Figure record extracts:
========
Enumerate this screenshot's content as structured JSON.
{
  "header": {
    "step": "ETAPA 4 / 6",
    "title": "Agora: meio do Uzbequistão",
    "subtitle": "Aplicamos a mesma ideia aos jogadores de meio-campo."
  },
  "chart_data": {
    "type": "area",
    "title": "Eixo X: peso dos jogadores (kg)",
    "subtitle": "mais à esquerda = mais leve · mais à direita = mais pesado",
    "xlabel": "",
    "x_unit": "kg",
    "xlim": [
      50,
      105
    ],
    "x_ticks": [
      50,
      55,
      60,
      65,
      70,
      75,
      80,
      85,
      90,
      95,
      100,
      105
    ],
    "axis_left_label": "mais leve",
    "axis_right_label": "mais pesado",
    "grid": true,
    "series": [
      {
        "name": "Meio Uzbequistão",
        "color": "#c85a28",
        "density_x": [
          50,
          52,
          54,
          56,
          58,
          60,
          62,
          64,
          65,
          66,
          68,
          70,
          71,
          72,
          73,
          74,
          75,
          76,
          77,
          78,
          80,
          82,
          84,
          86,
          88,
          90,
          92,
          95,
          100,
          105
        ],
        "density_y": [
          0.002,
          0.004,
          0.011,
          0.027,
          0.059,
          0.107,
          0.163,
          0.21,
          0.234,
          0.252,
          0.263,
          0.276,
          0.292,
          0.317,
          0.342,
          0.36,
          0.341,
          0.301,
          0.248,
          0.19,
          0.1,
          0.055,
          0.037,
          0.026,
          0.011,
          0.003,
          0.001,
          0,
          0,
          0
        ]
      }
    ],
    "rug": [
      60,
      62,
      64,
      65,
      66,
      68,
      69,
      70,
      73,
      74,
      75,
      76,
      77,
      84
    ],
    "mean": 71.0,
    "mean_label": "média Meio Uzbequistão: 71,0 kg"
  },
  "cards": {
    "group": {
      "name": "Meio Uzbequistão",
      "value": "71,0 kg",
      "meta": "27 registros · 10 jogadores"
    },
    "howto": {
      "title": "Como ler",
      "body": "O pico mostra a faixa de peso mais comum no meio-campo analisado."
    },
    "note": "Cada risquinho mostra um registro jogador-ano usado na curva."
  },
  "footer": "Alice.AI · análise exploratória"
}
========
*TASK DETAILS*
List every line above that contains the word "leve".

*RESPONSE*
    "subtitle": "mais à esquerda = mais leve · mais à direita = mais pesado",
    "axis_left_label": "mais leve",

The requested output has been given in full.